-- Exercise prompt --
Pick out every line holding the string "value" and copy it.

----- Dataset records -----

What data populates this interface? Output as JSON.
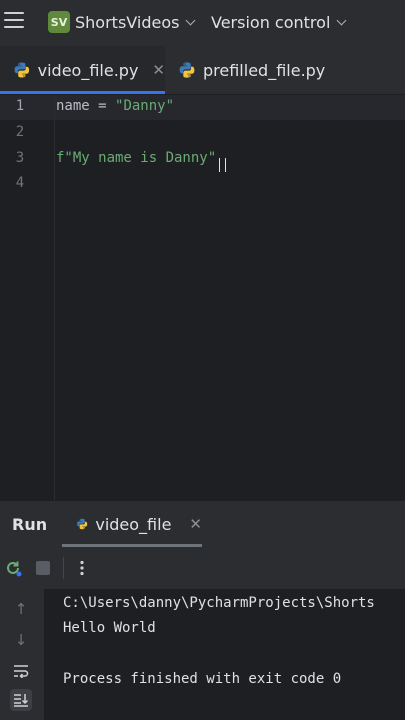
{
  "toolbar": {
    "project_initials": "SV",
    "project_name": "ShortsVideos",
    "vcs_label": "Version control"
  },
  "tabs": [
    {
      "label": "video_file.py",
      "active": true
    },
    {
      "label": "prefilled_file.py",
      "active": false
    }
  ],
  "editor": {
    "line_numbers": [
      "1",
      "2",
      "3",
      "4"
    ],
    "lines": [
      {
        "plain": "name = ",
        "string": "\"Danny\""
      },
      {
        "plain": "",
        "string": ""
      },
      {
        "plain": "",
        "string": "f\"My name is Danny\""
      },
      {
        "plain": "",
        "string": ""
      }
    ]
  },
  "run_panel": {
    "title": "Run",
    "tab_label": "video_file",
    "console_lines": [
      "C:\\Users\\danny\\PycharmProjects\\Shorts",
      "Hello World",
      "",
      "Process finished with exit code 0"
    ]
  },
  "icons": {
    "menu": "hamburger-menu-icon",
    "python": "python-file-icon",
    "rerun": "rerun-icon",
    "stop": "stop-icon",
    "more": "more-options-icon"
  },
  "colors": {
    "accent": "#3574f0",
    "string": "#6aab73",
    "project_badge": "#5f8a3c"
  }
}
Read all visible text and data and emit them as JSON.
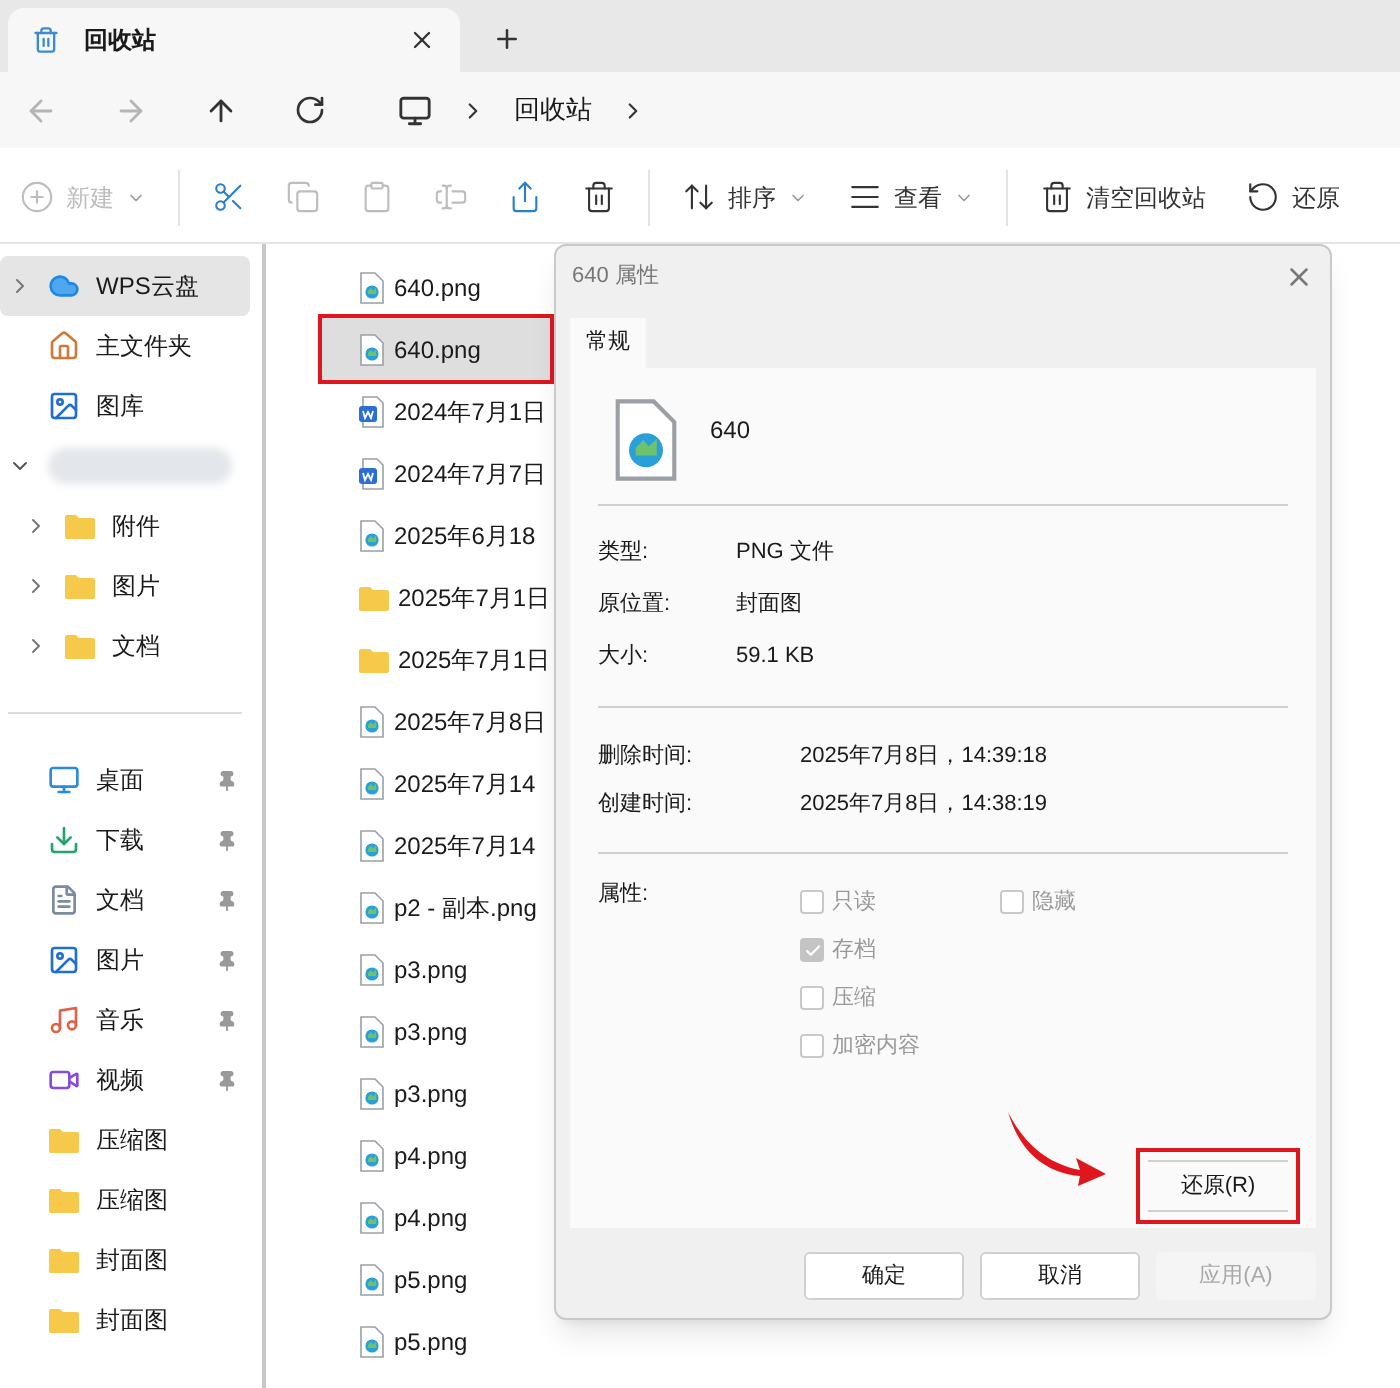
{
  "tab": {
    "title": "回收站",
    "selected": true
  },
  "breadcrumb": [
    "回收站"
  ],
  "toolbar": [
    {
      "kind": "new",
      "label": "新建",
      "disabled": true
    },
    {
      "kind": "cut",
      "disabled": false
    },
    {
      "kind": "copy",
      "disabled": true
    },
    {
      "kind": "paste",
      "disabled": true
    },
    {
      "kind": "rename",
      "disabled": true
    },
    {
      "kind": "share",
      "disabled": false
    },
    {
      "kind": "delete",
      "disabled": false
    },
    {
      "kind": "sort",
      "label": "排序",
      "disabled": false
    },
    {
      "kind": "view",
      "label": "查看",
      "disabled": false
    },
    {
      "kind": "empty",
      "label": "清空回收站",
      "disabled": false
    },
    {
      "kind": "restore",
      "label": "还原",
      "disabled": false
    }
  ],
  "sidebar": {
    "items": [
      {
        "kind": "cloud",
        "label": "WPS云盘",
        "selected": true,
        "expanded": false
      },
      {
        "kind": "home",
        "label": "主文件夹",
        "selected": false
      },
      {
        "kind": "gallery",
        "label": "图库",
        "selected": false
      },
      {
        "kind": "redacted",
        "selected": false,
        "expanded": true,
        "children": [
          {
            "kind": "folder",
            "label": "附件",
            "selected": false,
            "expanded": false
          },
          {
            "kind": "folder",
            "label": "图片",
            "selected": false,
            "expanded": false
          },
          {
            "kind": "folder",
            "label": "文档",
            "selected": false,
            "expanded": false
          }
        ]
      }
    ],
    "quick_access": [
      {
        "kind": "desktop",
        "label": "桌面",
        "pinned": true
      },
      {
        "kind": "download",
        "label": "下载",
        "pinned": true
      },
      {
        "kind": "document",
        "label": "文档",
        "pinned": true
      },
      {
        "kind": "picture",
        "label": "图片",
        "pinned": true
      },
      {
        "kind": "music",
        "label": "音乐",
        "pinned": true
      },
      {
        "kind": "video",
        "label": "视频",
        "pinned": true
      },
      {
        "kind": "folder",
        "label": "压缩图",
        "pinned": false
      },
      {
        "kind": "folder",
        "label": "压缩图",
        "pinned": false
      },
      {
        "kind": "folder",
        "label": "封面图",
        "pinned": false
      },
      {
        "kind": "folder",
        "label": "封面图",
        "pinned": false
      }
    ]
  },
  "files": [
    {
      "kind": "image",
      "name": "640.png",
      "selected": false,
      "highlighted": false
    },
    {
      "kind": "image",
      "name": "640.png",
      "selected": true,
      "highlighted": true
    },
    {
      "kind": "word",
      "name": "2024年7月1日",
      "selected": false,
      "highlighted": false
    },
    {
      "kind": "word",
      "name": "2024年7月7日",
      "selected": false,
      "highlighted": false
    },
    {
      "kind": "image",
      "name": "2025年6月18",
      "selected": false,
      "highlighted": false
    },
    {
      "kind": "folder",
      "name": "2025年7月1日",
      "selected": false,
      "highlighted": false
    },
    {
      "kind": "folder",
      "name": "2025年7月1日",
      "selected": false,
      "highlighted": false
    },
    {
      "kind": "image",
      "name": "2025年7月8日",
      "selected": false,
      "highlighted": false
    },
    {
      "kind": "image",
      "name": "2025年7月14",
      "selected": false,
      "highlighted": false
    },
    {
      "kind": "image",
      "name": "2025年7月14",
      "selected": false,
      "highlighted": false
    },
    {
      "kind": "image",
      "name": "p2 - 副本.png",
      "selected": false,
      "highlighted": false
    },
    {
      "kind": "image",
      "name": "p3.png",
      "selected": false,
      "highlighted": false
    },
    {
      "kind": "image",
      "name": "p3.png",
      "selected": false,
      "highlighted": false
    },
    {
      "kind": "image",
      "name": "p3.png",
      "selected": false,
      "highlighted": false
    },
    {
      "kind": "image",
      "name": "p4.png",
      "selected": false,
      "highlighted": false
    },
    {
      "kind": "image",
      "name": "p4.png",
      "selected": false,
      "highlighted": false
    },
    {
      "kind": "image",
      "name": "p5.png",
      "selected": false,
      "highlighted": false
    },
    {
      "kind": "image",
      "name": "p5.png",
      "selected": false,
      "highlighted": false
    }
  ],
  "dialog": {
    "title": "640 属性",
    "tabs": [
      {
        "label": "常规",
        "selected": true
      }
    ],
    "file_name": "640",
    "info": [
      {
        "label": "类型:",
        "value": "PNG 文件"
      },
      {
        "label": "原位置:",
        "value": "封面图"
      },
      {
        "label": "大小:",
        "value": "59.1 KB"
      }
    ],
    "times": [
      {
        "label": "删除时间:",
        "value": "2025年7月8日，14:39:18"
      },
      {
        "label": "创建时间:",
        "value": "2025年7月8日，14:38:19"
      }
    ],
    "attributes_label": "属性:",
    "attributes": [
      [
        {
          "label": "只读",
          "checked": false,
          "disabled": true
        },
        {
          "label": "隐藏",
          "checked": false,
          "disabled": true
        }
      ],
      [
        {
          "label": "存档",
          "checked": true,
          "disabled": true
        }
      ],
      [
        {
          "label": "压缩",
          "checked": false,
          "disabled": true
        }
      ],
      [
        {
          "label": "加密内容",
          "checked": false,
          "disabled": true
        }
      ]
    ],
    "restore_button": {
      "label": "还原(R)",
      "highlighted": true
    },
    "buttons": [
      {
        "label": "确定",
        "disabled": false
      },
      {
        "label": "取消",
        "disabled": false
      },
      {
        "label": "应用(A)",
        "disabled": true
      }
    ]
  }
}
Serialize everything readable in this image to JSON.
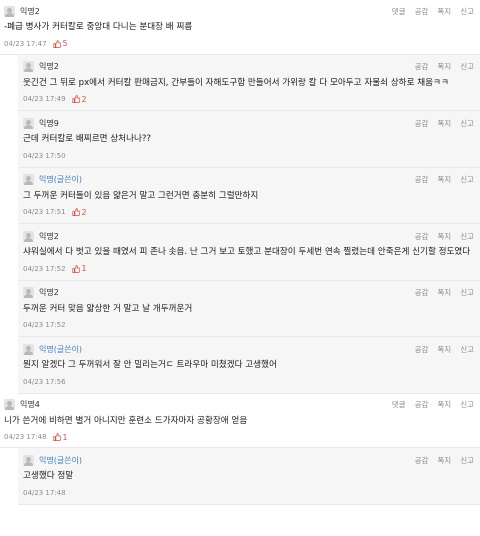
{
  "actions": {
    "reply": "댓글",
    "like": "공감",
    "dislike": "폭지",
    "report": "신고"
  },
  "colors": {
    "like": "#d84a3c",
    "writer": "#3f7fc9",
    "reply_bg": "#f6f6f6"
  },
  "comments": [
    {
      "type": "top",
      "nick": "익명2",
      "writer": false,
      "text": "-폐급 병사가 커터칼로 중앙대 다니는 분대장 배 찌름",
      "time": "04/23 17:47",
      "likes": "5",
      "show_reply": true
    },
    {
      "type": "reply",
      "nick": "익명2",
      "writer": false,
      "text": "웃긴건 그 뒤로 px에서 커터칼 판매금지, 간부들이 자해도구함 만들어서 가위랑 칼 다 모아두고 자물쇠 상하로 채움ㅋㅋ",
      "time": "04/23 17:49",
      "likes": "2"
    },
    {
      "type": "reply",
      "nick": "익명9",
      "writer": false,
      "text": "근데 커터칼로 배찌르면 상처나나??",
      "time": "04/23 17:50",
      "likes": ""
    },
    {
      "type": "reply",
      "nick": "익명(글쓴이)",
      "writer": true,
      "text": "그 두꺼운 커터들이 있음 얇은거 말고 그런거면 충분히 그럴만하지",
      "time": "04/23 17:51",
      "likes": "2"
    },
    {
      "type": "reply",
      "nick": "익명2",
      "writer": false,
      "text": "샤워실에서 다 벗고 있을 때였서 피 존나 솟음. 난 그거 보고 토했고 분대장이 두세번 연속 찔렸는데 안죽은게 신기할 정도였다",
      "time": "04/23 17:52",
      "likes": "1"
    },
    {
      "type": "reply",
      "nick": "익명2",
      "writer": false,
      "text": "두꺼운 커터 맞음 얇상한 거 말고 날 개두꺼운거",
      "time": "04/23 17:52",
      "likes": ""
    },
    {
      "type": "reply",
      "nick": "익명(글쓴이)",
      "writer": true,
      "text": "뭔지 알겠다 그 두꺼워서 잘 안 밀리는거ㄷ 트라우마 미쳤겠다 고생했어",
      "time": "04/23 17:56",
      "likes": ""
    },
    {
      "type": "top",
      "nick": "익명4",
      "writer": false,
      "text": "니가 쓴거에 비하면 별거 아니지만 훈련소 드가자마자 공황장애 얻음",
      "time": "04/23 17:48",
      "likes": "1",
      "show_reply": true
    },
    {
      "type": "reply",
      "nick": "익명(글쓴이)",
      "writer": true,
      "text": "고생했다 정말",
      "time": "04/23 17:48",
      "likes": ""
    }
  ]
}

-----

-- Task result --
        "value": "PNG 文件"
        "value": "封面图"
        "value": "59.1 KB"
        "value": "2025年7月8日，14:39:18"
        "value": "2025年7月8日，14:38:19"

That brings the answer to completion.